§ Dataset listings of figures
START

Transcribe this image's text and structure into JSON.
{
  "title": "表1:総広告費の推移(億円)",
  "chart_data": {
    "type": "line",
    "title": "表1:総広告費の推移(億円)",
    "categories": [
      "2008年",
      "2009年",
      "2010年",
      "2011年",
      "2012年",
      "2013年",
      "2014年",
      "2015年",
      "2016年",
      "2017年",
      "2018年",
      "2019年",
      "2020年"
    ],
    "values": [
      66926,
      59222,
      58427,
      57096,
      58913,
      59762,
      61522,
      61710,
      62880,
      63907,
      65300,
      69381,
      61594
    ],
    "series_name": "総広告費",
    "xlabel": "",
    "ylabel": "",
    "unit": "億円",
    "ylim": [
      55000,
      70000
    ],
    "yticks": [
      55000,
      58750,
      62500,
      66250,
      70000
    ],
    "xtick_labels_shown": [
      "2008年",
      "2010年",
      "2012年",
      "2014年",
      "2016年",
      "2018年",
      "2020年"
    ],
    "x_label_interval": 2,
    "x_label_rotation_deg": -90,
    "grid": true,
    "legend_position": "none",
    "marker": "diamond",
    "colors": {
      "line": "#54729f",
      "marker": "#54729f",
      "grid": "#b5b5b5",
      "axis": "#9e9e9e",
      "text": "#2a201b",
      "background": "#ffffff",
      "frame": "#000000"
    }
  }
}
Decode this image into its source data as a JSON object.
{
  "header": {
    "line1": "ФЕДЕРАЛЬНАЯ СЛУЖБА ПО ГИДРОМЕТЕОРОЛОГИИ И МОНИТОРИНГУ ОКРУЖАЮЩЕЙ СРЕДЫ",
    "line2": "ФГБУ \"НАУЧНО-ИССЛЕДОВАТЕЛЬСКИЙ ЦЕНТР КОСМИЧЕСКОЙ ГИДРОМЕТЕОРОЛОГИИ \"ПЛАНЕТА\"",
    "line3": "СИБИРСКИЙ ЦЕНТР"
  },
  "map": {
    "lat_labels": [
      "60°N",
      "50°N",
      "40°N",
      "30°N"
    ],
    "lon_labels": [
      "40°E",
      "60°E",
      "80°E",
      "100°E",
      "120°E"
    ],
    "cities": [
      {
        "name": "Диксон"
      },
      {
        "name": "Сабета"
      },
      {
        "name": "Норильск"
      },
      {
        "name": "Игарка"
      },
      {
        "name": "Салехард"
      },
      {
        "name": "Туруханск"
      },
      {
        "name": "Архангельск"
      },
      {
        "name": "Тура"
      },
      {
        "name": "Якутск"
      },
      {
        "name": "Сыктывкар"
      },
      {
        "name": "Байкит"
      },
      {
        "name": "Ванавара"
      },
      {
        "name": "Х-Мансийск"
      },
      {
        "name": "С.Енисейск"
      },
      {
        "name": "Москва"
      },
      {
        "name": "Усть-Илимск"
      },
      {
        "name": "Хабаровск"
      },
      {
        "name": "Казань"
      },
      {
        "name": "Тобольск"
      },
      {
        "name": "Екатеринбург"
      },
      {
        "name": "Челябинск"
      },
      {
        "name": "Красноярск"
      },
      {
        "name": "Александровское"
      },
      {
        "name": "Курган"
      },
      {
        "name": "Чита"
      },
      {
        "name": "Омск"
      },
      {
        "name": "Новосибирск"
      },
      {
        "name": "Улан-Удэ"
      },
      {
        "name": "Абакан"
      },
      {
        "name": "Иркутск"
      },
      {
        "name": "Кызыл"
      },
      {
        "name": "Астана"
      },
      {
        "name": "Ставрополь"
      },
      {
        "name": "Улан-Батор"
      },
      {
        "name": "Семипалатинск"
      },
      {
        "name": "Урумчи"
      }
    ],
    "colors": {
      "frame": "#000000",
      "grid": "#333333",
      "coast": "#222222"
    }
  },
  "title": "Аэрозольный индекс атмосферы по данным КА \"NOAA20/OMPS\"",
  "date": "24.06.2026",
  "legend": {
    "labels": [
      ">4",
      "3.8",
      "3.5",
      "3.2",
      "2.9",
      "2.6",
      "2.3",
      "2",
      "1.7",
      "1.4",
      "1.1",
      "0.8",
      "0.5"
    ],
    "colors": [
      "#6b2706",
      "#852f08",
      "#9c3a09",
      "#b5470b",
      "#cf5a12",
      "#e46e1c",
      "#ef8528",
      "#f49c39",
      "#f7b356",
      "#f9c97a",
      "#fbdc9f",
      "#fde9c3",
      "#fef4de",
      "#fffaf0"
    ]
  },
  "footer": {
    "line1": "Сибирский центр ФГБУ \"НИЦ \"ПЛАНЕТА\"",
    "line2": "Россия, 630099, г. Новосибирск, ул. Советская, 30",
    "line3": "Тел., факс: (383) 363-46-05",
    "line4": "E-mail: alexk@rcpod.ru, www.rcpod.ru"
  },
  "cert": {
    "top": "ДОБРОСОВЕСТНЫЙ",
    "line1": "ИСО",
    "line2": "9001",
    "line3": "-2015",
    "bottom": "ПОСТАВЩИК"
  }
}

END

Write out all the lines again, exactly as they are.

§ Solution to the problem
Transcribe this image's text and structure into JSON.
{
  "title": "表1:総広告費の推移(億円)",
  "chart_data": {
    "type": "line",
    "title": "表1:総広告費の推移(億円)",
    "categories": [
      "2008年",
      "2009年",
      "2010年",
      "2011年",
      "2012年",
      "2013年",
      "2014年",
      "2015年",
      "2016年",
      "2017年",
      "2018年",
      "2019年",
      "2020年"
    ],
    "values": [
      66926,
      59222,
      58427,
      57096,
      58913,
      59762,
      61522,
      61710,
      62880,
      63907,
      65300,
      69381,
      61594
    ],
    "series_name": "総広告費",
    "xlabel": "",
    "ylabel": "",
    "unit": "億円",
    "ylim": [
      55000,
      70000
    ],
    "yticks": [
      55000,
      58750,
      62500,
      66250,
      70000
    ],
    "xtick_labels_shown": [
      "2008年",
      "2010年",
      "2012年",
      "2014年",
      "2016年",
      "2018年",
      "2020年"
    ],
    "x_label_interval": 2,
    "x_label_rotation_deg": -90,
    "grid": true,
    "legend_position": "none",
    "marker": "diamond",
    "colors": {
      "line": "#54729f",
      "marker": "#54729f",
      "grid": "#b5b5b5",
      "axis": "#9e9e9e",
      "text": "#2a201b",
      "background": "#ffffff",
      "frame": "#000000"
    }
  }
}
Decode this image into its source data as a JSON object.
{
  "header": {
    "line1": "ФЕДЕРАЛЬНАЯ СЛУЖБА ПО ГИДРОМЕТЕОРОЛОГИИ И МОНИТОРИНГУ ОКРУЖАЮЩЕЙ СРЕДЫ",
    "line2": "ФГБУ \"НАУЧНО-ИССЛЕДОВАТЕЛЬСКИЙ ЦЕНТР КОСМИЧЕСКОЙ ГИДРОМЕТЕОРОЛОГИИ \"ПЛАНЕТА\"",
    "line3": "СИБИРСКИЙ ЦЕНТР"
  },
  "map": {
    "lat_labels": [
      "60°N",
      "50°N",
      "40°N",
      "30°N"
    ],
    "lon_labels": [
      "40°E",
      "60°E",
      "80°E",
      "100°E",
      "120°E"
    ],
    "cities": [
      {
        "name": "Диксон"
      },
      {
        "name": "Сабета"
      },
      {
        "name": "Норильск"
      },
      {
        "name": "Игарка"
      },
      {
        "name": "Салехард"
      },
      {
        "name": "Туруханск"
      },
      {
        "name": "Архангельск"
      },
      {
        "name": "Тура"
      },
      {
        "name": "Якутск"
      },
      {
        "name": "Сыктывкар"
      },
      {
        "name": "Байкит"
      },
      {
        "name": "Ванавара"
      },
      {
        "name": "Х-Мансийск"
      },
      {
        "name": "С.Енисейск"
      },
      {
        "name": "Москва"
      },
      {
        "name": "Усть-Илимск"
      },
      {
        "name": "Хабаровск"
      },
      {
        "name": "Казань"
      },
      {
        "name": "Тобольск"
      },
      {
        "name": "Екатеринбург"
      },
      {
        "name": "Челябинск"
      },
      {
        "name": "Красноярск"
      },
      {
        "name": "Александровское"
      },
      {
        "name": "Курган"
      },
      {
        "name": "Чита"
      },
      {
        "name": "Омск"
      },
      {
        "name": "Новосибирск"
      },
      {
        "name": "Улан-Удэ"
      },
      {
        "name": "Абакан"
      },
      {
        "name": "Иркутск"
      },
      {
        "name": "Кызыл"
      },
      {
        "name": "Астана"
      },
      {
        "name": "Ставрополь"
      },
      {
        "name": "Улан-Батор"
      },
      {
        "name": "Семипалатинск"
      },
      {
        "name": "Урумчи"
      }
    ],
    "colors": {
      "frame": "#000000",
      "grid": "#333333",
      "coast": "#222222"
    }
  },
  "title": "Аэрозольный индекс атмосферы по данным КА \"NOAA20/OMPS\"",
  "date": "24.06.2026",
  "legend": {
    "labels": [
      ">4",
      "3.8",
      "3.5",
      "3.2",
      "2.9",
      "2.6",
      "2.3",
      "2",
      "1.7",
      "1.4",
      "1.1",
      "0.8",
      "0.5"
    ],
    "colors": [
      "#6b2706",
      "#852f08",
      "#9c3a09",
      "#b5470b",
      "#cf5a12",
      "#e46e1c",
      "#ef8528",
      "#f49c39",
      "#f7b356",
      "#f9c97a",
      "#fbdc9f",
      "#fde9c3",
      "#fef4de",
      "#fffaf0"
    ]
  },
  "footer": {
    "line1": "Сибирский центр ФГБУ \"НИЦ \"ПЛАНЕТА\"",
    "line2": "Россия, 630099, г. Новосибирск, ул. Советская, 30",
    "line3": "Тел., факс: (383) 363-46-05",
    "line4": "E-mail: alexk@rcpod.ru, www.rcpod.ru"
  },
  "cert": {
    "top": "ДОБРОСОВЕСТНЫЙ",
    "line1": "ИСО",
    "line2": "9001",
    "line3": "-2015",
    "bottom": "ПОСТАВЩИК"
  }
}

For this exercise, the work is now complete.